- **TEXT PROVIDED**:
= = =

Because of the necessary operations of saving the current context, enqueuing the current context, dequeueing the next context and loading the next context, threading is inherently slower for linear operations than non-threaded systems are. Threads always carry a performance cost in terms of context switching and a memory cost in terms of maintaining separate stacks and context structures. In addition, the more threads we have, the less frequently each individual thread runs. To understand why, assume we have a system that switches threads 10 times per second. With only one thread, it runs 100% of the time. With 10 threads, each only gets one tenth of every second to operate. With 100 threads, each thread only gets a one tenth-of-a-second opportunity to execute every 10 seconds. These are not necessarily a large cost (in fact in many systems it can be negligible), but it does exist. In exchange we gain the ability to simplify and encapsulate separate tasks, create the illusion of concurrency, and (most importantly for graphical systems) limit the pauses the user experiences while the system is processing another task.

On multiprocessor or multicore systems, we also gain the benefit that threads can run on separate processors, truly in parallel. In this way, as the number of processor cores increases, so too can the performance of an application improve if it uses enough threads to fill those processors. In these situations, a program can maximize it's throughput if it has as many executing threads as there are available processor cores to run them on. Too many threads and we experience costly context switches. Too few threads and processor cores lay unused.

Context switches can only happen at instruction boundaries. This means that an individual machine code instruction is atomic: a context switch can happen between machine code instructions but cannot happen in the middle of an instruction. However, beyond this guarantee there is no way for the program to determine ahead of time where in the program execution these switches will happen. This creates nondeterminism which can cause bugs.

So what kinds of bugs can be created? Let's consider a structure with two integer values which are defined as a psychotic redundancy measure. The two are supposed to always be copies of each other, and if they are ever different the program will freak out and crash. Here's an access routine to change the values at once:

modify_data(my_struct* s, int newvalue) {
s->data1 = newvalue
s->data2 = newvalue;
}

This seems straight forward. Now consider the (admittedly contrived) case where two threads are calling this function with the same structure pointer, and a context switch happens between the two statements. Thread 1 updates the data1 to 1234 and a context switch happens. Thread 2 updates the data1 and data2 to 4567, followed by another switch. Now thread 1 updates data2 to 1234, and the two values are now not equal. The structure is left in an inconsistent state, the program freaks out, the plane crashes, and all the orphan children die in a fire.

To avoid inconsistencies like this we can introduce any number of concurrency lock primitives, such as mutexes, semaphores, spinlocks, critical sections, or whatever else people create for the purpose. It's beyond the scope of this blog to talk about all these things individually, so I might save the discussion for another blog post later. Regardless of the exact method we use, the code now looks like this:

modify_data(my_struct* s, int newvalue) {
lock (lock_object) {
s->data1 = newvalue;
s->data2 = newvalue;
}
}

And the two threads are somehow prevented from both entering the function at the same time. If one thread tries to enter the lock before the other thread has left it, we force an immediate context switch to let the first thread finish and exit before the second thread can continue.

= = =

- **GIVEN INSTRUCTION A**: Decide whether each statement agrees with the passage on threads and context switches, answering yes or no and quoting the deciding words: (i) a context switch can occur partway through a single machine code instruction; (ii) a program can maximize its throughput by running as many executing threads as there are available processor cores; (iii) in a system that switches threads 10 times per second, each of 10 threads gets half of every second to run.
- **GIVEN INSTRUCTION B**: Carry on the passage on threads and context switches, picking up right after its final sentence.

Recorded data
= = =

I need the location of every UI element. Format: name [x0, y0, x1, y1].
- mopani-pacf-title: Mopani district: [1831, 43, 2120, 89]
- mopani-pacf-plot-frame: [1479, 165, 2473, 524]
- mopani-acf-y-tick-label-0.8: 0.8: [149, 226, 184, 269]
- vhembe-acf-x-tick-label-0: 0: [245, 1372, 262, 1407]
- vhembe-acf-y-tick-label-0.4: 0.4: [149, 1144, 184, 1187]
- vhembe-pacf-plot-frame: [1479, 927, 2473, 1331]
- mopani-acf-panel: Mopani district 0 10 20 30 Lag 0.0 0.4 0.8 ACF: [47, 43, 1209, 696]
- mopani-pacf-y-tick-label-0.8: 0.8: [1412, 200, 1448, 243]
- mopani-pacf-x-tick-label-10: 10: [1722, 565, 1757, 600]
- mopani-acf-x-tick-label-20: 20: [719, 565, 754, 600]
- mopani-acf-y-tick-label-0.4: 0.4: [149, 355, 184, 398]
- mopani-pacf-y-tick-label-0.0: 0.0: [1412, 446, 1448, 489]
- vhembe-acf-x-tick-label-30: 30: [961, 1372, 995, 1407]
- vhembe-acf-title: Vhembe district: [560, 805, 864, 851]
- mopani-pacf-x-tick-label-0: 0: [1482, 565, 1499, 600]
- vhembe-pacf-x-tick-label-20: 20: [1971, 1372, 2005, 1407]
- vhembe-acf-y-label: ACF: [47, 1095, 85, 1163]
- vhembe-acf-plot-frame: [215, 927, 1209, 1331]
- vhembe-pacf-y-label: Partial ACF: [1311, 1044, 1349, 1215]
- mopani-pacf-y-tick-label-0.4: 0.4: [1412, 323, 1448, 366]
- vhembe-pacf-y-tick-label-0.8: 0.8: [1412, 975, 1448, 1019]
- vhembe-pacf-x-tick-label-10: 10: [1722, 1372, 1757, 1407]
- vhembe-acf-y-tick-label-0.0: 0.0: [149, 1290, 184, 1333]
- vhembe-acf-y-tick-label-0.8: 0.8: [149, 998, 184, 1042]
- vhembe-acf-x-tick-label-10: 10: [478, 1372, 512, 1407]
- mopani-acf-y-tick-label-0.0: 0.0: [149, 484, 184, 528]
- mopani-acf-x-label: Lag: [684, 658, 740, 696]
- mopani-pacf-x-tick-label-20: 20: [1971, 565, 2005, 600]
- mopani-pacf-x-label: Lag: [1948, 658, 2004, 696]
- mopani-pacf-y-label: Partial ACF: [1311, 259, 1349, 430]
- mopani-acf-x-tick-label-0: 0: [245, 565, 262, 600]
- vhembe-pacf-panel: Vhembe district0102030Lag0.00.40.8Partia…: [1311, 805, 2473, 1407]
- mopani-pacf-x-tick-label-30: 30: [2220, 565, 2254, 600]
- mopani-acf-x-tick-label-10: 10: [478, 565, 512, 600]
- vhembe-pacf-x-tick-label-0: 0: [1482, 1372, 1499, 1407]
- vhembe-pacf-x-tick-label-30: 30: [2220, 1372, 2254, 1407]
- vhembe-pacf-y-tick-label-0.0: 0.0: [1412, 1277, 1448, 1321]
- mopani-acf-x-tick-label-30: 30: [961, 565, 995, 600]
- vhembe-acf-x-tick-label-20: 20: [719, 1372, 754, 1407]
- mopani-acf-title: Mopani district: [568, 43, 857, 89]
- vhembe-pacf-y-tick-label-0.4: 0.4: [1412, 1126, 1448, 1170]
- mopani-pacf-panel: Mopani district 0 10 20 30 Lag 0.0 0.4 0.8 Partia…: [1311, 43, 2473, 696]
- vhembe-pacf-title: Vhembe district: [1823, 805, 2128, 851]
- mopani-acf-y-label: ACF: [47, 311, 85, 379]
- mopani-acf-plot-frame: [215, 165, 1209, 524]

= = =

- **EXERCISE OUTPUT A**:
(i) No: "a context switch can happen between machine code instructions but cannot happen in the middle of an instruction."
(ii) Yes: "a program can maximize it's throughput if it has as many executing threads as there are available processor cores to run them on."
(iii) No: "With 10 threads, each only gets one tenth of every second to operate."

- **EXERCISE OUTPUT B**:
So here's another good rule about threads: In addition to the cost overheads of switching contexts and managing threads, there are also costs involved in managing access to shared resources. All these costs combined can really make threading a performance drain instead of a performance boon. Plus, the need to properly restrict access to shared resources puts a strain on programmers and can increase the number of bugs in programs. Threads are but one tool in the toolbox of a skilled programmer, and should be used with care.

Saturday, February 6, 2010

Parrot-Data-Structures Benchmarks

When I first conceived of the Parrot-Data-Structures project, I envisioned a place where we could develop performance-optimized PMC types. A part of proving that we've improved performance is to provide benchmarks. So, this morning I went through and wrote up some naive benchmarks to compare several of my new PMC types against the venerable ResizablePMCArray. I didn't compare against the FixedPMCArray because the latter doesn't support push/pop/shift operations and I wouldn't be able to make direct algorithmic comparisons.

I've only put together one benchmark so far for stacks: We push 1,000,000 items onto the stack and them pop them all back off again in tight loops. This forces the stack to resize up to 1,000,000 items worth of storage. The times were small and I could have upped it to ten million items or more, but then we start to see more effects from caching pages to disk and lose insight into the application we are testing.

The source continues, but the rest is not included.